§ REQUIREMENTS: Retype each entry below exactly as it stands.

>> begin

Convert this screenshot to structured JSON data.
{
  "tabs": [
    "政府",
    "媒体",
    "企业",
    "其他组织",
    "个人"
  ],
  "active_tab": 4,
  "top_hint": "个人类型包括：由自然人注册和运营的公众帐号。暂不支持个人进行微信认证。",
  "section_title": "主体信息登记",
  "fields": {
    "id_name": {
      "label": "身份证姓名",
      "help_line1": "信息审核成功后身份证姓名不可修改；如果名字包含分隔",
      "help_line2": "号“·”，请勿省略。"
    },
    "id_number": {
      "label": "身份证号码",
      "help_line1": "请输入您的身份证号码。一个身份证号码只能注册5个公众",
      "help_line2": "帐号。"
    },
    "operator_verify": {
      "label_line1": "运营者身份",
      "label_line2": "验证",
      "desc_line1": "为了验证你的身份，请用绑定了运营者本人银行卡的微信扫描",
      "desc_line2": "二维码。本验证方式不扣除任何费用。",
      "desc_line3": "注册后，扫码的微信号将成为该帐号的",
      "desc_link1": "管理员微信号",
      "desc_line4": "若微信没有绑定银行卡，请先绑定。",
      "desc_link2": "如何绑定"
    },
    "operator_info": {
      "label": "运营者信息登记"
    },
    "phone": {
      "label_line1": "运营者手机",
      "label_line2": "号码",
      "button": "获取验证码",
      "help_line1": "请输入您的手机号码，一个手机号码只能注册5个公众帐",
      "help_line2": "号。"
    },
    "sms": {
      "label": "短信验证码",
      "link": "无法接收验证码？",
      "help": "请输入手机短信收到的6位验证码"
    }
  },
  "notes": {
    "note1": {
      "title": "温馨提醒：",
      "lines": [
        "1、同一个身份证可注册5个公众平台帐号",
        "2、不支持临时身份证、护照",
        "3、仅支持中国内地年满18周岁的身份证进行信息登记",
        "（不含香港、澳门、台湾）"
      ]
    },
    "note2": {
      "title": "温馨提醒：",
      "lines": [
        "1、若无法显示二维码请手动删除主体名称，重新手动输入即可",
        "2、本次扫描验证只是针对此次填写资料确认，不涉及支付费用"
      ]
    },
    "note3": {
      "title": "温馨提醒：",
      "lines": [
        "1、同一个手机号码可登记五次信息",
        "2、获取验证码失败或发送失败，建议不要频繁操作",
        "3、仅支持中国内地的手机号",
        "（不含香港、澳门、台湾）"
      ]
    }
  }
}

>> end

§ FULL ANSWER:
Convert this screenshot to structured JSON data.
{
  "tabs": [
    "政府",
    "媒体",
    "企业",
    "其他组织",
    "个人"
  ],
  "active_tab": 4,
  "top_hint": "个人类型包括：由自然人注册和运营的公众帐号。暂不支持个人进行微信认证。",
  "section_title": "主体信息登记",
  "fields": {
    "id_name": {
      "label": "身份证姓名",
      "help_line1": "信息审核成功后身份证姓名不可修改；如果名字包含分隔",
      "help_line2": "号“·”，请勿省略。"
    },
    "id_number": {
      "label": "身份证号码",
      "help_line1": "请输入您的身份证号码。一个身份证号码只能注册5个公众",
      "help_line2": "帐号。"
    },
    "operator_verify": {
      "label_line1": "运营者身份",
      "label_line2": "验证",
      "desc_line1": "为了验证你的身份，请用绑定了运营者本人银行卡的微信扫描",
      "desc_line2": "二维码。本验证方式不扣除任何费用。",
      "desc_line3": "注册后，扫码的微信号将成为该帐号的",
      "desc_link1": "管理员微信号",
      "desc_line4": "若微信没有绑定银行卡，请先绑定。",
      "desc_link2": "如何绑定"
    },
    "operator_info": {
      "label": "运营者信息登记"
    },
    "phone": {
      "label_line1": "运营者手机",
      "label_line2": "号码",
      "button": "获取验证码",
      "help_line1": "请输入您的手机号码，一个手机号码只能注册5个公众帐",
      "help_line2": "号。"
    },
    "sms": {
      "label": "短信验证码",
      "link": "无法接收验证码？",
      "help": "请输入手机短信收到的6位验证码"
    }
  },
  "notes": {
    "note1": {
      "title": "温馨提醒：",
      "lines": [
        "1、同一个身份证可注册5个公众平台帐号",
        "2、不支持临时身份证、护照",
        "3、仅支持中国内地年满18周岁的身份证进行信息登记",
        "（不含香港、澳门、台湾）"
      ]
    },
    "note2": {
      "title": "温馨提醒：",
      "lines": [
        "1、若无法显示二维码请手动删除主体名称，重新手动输入即可",
        "2、本次扫描验证只是针对此次填写资料确认，不涉及支付费用"
      ]
    },
    "note3": {
      "title": "温馨提醒：",
      "lines": [
        "1、同一个手机号码可登记五次信息",
        "2、获取验证码失败或发送失败，建议不要频繁操作",
        "3、仅支持中国内地的手机号",
        "（不含香港、澳门、台湾）"
      ]
    }
  }
}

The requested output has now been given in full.